──────── Text ────────

05. Target Modules
LoRA can be applied to various weight matrices throughout a transformer architecture, but not all locations contribute equally to model behavior. The choice of target modules affects both the resulting model's capabilities and the parameter efficiency of the adaptation.
For decoder-only transformers like LLaMA, Mistral, and Phi models, the attention projection layers (Q, K, V, and sometimes O) are the primary targets. These projections control how the model attends to and processes token representations. Targeting Q and V matrices while excluding K provides a reasonable balance of parameter efficiency and behavioral impact.
The feed-forward network (FFN) layers, which comprise the majority of parameters in most transformer models, also contribute to fine-tuning effectiveness when included. Adding LoRA to the gate, up, and down projections of FFN layers increases the trainable parameter count substantially but can improve performance on tasks requiring substantial knowledge adaptation.
A common configuration targets attention Q and V projections with rank-8 LoRA while optionally adding rank-4 LoRA to FFN projections. This approach, sometimes called QLoRA with extended targeting, achieves good results with manageable parameter counts.
Different target configurations suit different task types. Classification tasks on pre-existing categories often work well with attention-only targeting. Tasks requiring substantial knowledge injection or stylistic transformation may benefit from FFN targeting as well.

──────── Source material ────────

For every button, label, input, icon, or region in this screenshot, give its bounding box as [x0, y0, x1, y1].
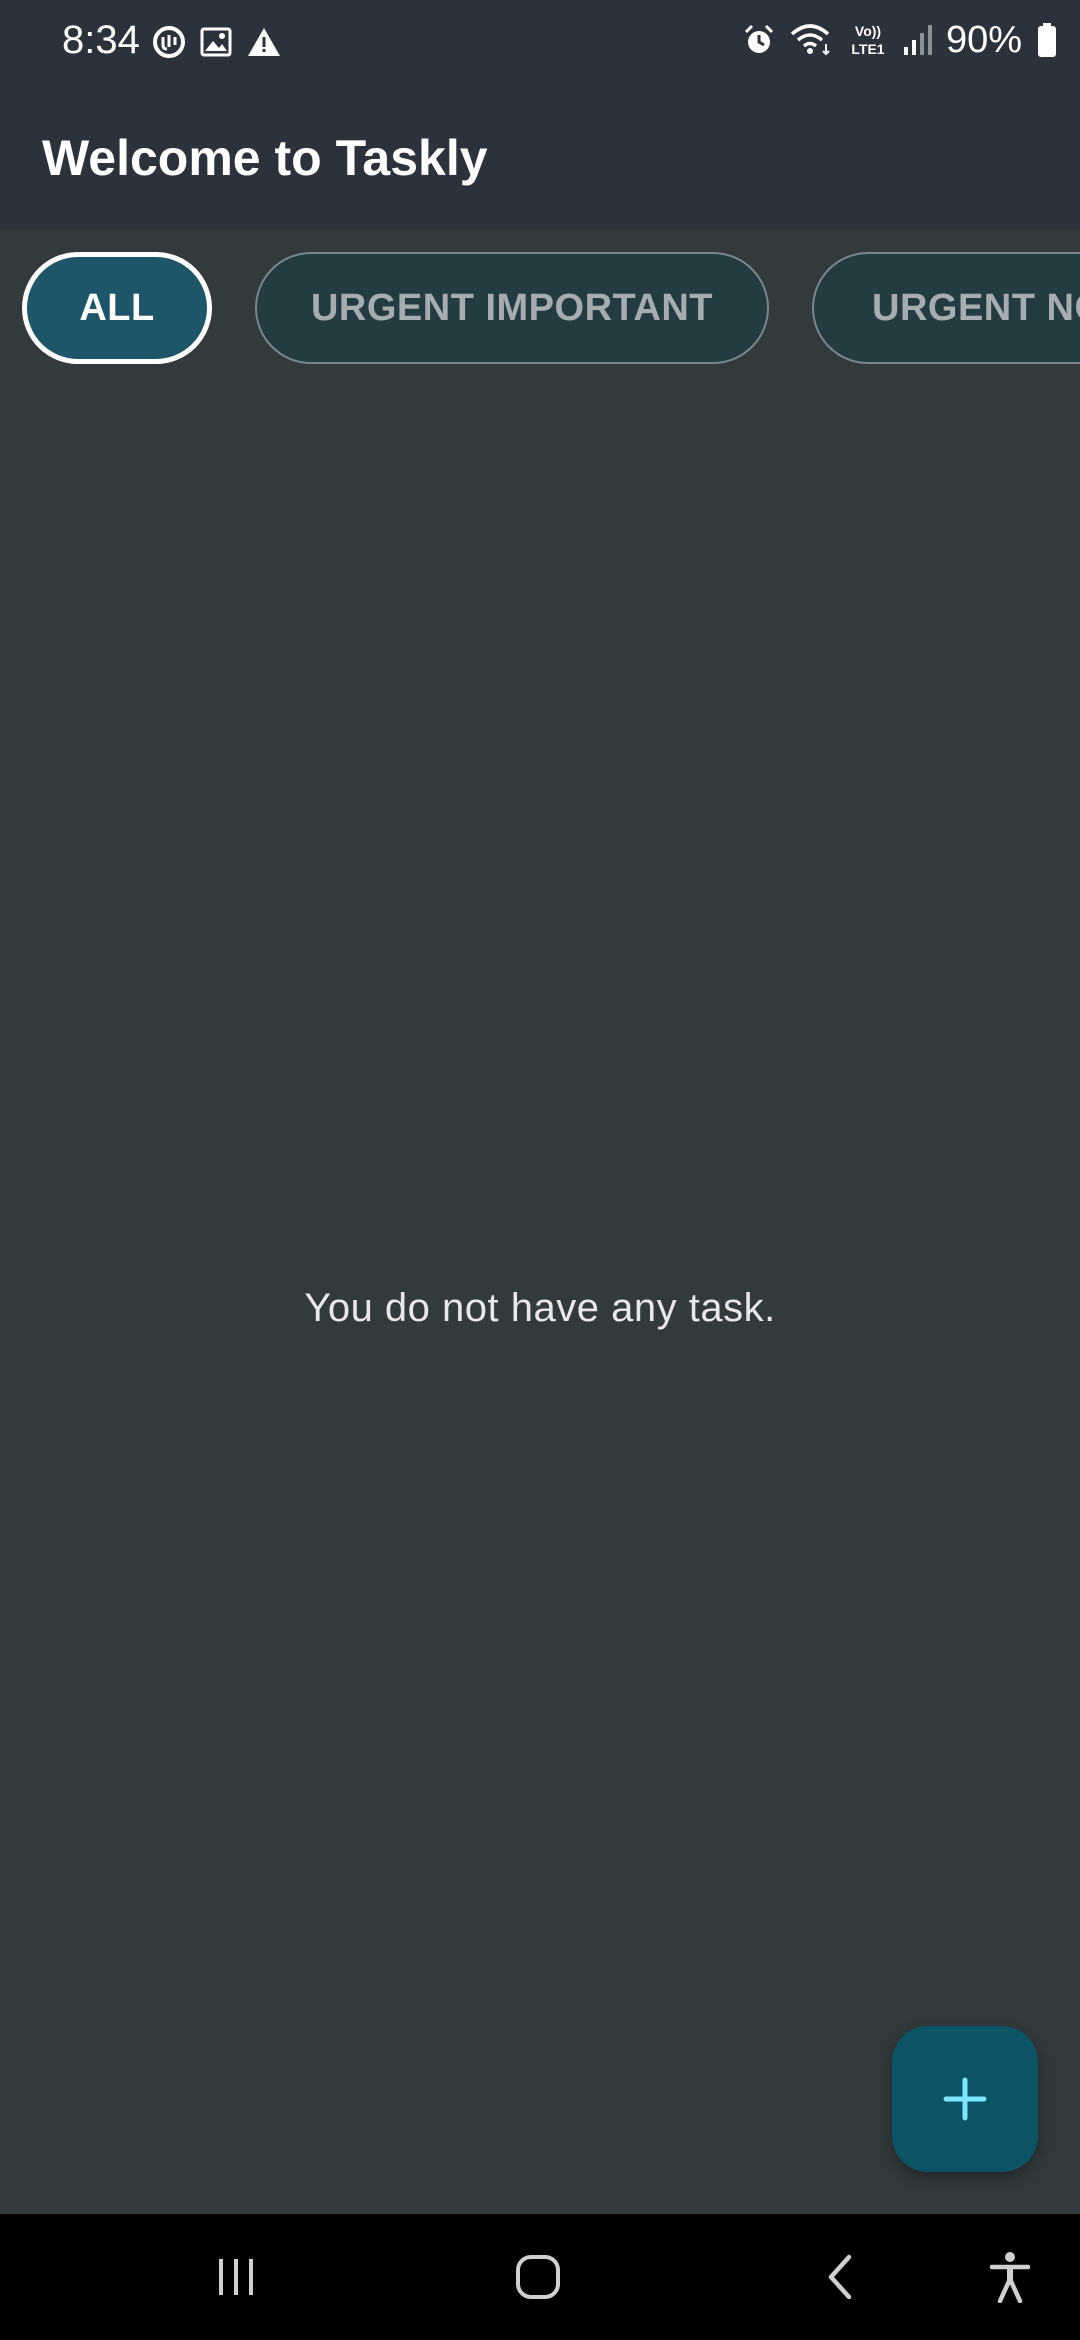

────────

[Goal] Using the target modules text, explain in one to three sentences why the attention projection layers are the main LoRA targets in decoder-only transformers.

[Exercise answer] The attention projection layers (Q, K, V, and sometimes O) are the main targets because they control how the model attends to and processes token representations.